■ **CHALLENGE**
Omit every picture and output the rest of the records exactly as they are.
— start DATA TO PROCESS —
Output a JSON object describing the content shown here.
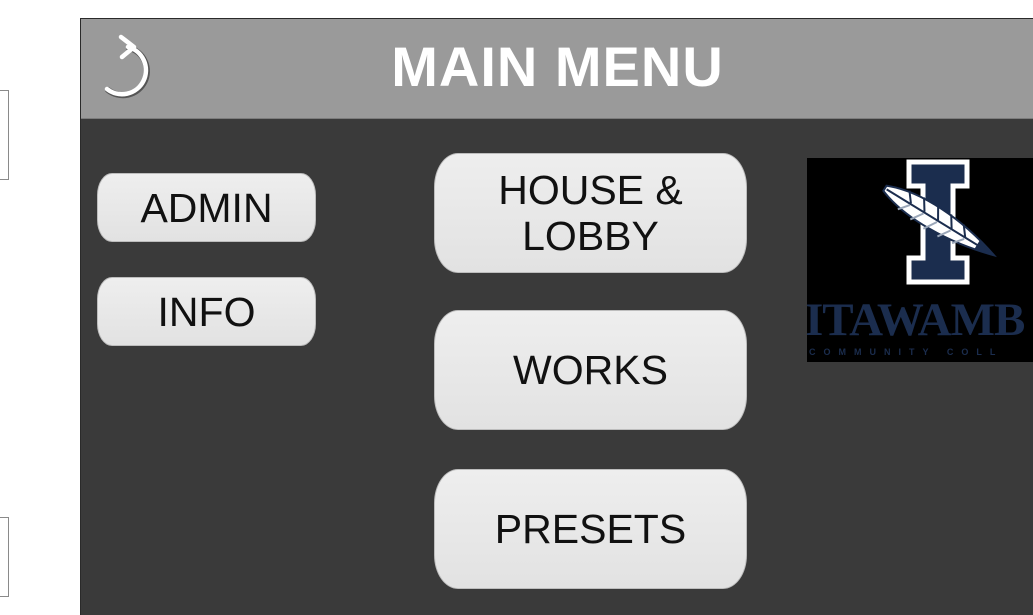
{
  "header": {
    "title": "MAIN MENU",
    "back_icon": "undo-arrow-icon"
  },
  "menu": {
    "admin_label": "ADMIN",
    "info_label": "INFO",
    "house_lobby_line1": "HOUSE &",
    "house_lobby_line2": "LOBBY",
    "works_label": "WORKS",
    "presets_label": "PRESETS"
  },
  "logo": {
    "letter": "I",
    "name": "ITAWAMB",
    "subtitle": "COMMUNITY COLL"
  },
  "colors": {
    "panel_bg": "#3a3a3a",
    "header_bg": "#9a9a9a",
    "button_bg": "#e6e6e6",
    "logo_navy": "#1b2d4e"
  }
}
— end DATA TO PROCESS —
■ **REPLY TO THE TASK**
Output a JSON object describing the content shown here.
{
  "header": {
    "title": "MAIN MENU",
    "back_icon": "undo-arrow-icon"
  },
  "menu": {
    "admin_label": "ADMIN",
    "info_label": "INFO",
    "house_lobby_line1": "HOUSE &",
    "house_lobby_line2": "LOBBY",
    "works_label": "WORKS",
    "presets_label": "PRESETS"
  },
  "logo": {
    "letter": "I",
    "name": "ITAWAMB",
    "subtitle": "COMMUNITY COLL"
  },
  "colors": {
    "panel_bg": "#3a3a3a",
    "header_bg": "#9a9a9a",
    "button_bg": "#e6e6e6",
    "logo_navy": "#1b2d4e"
  }
}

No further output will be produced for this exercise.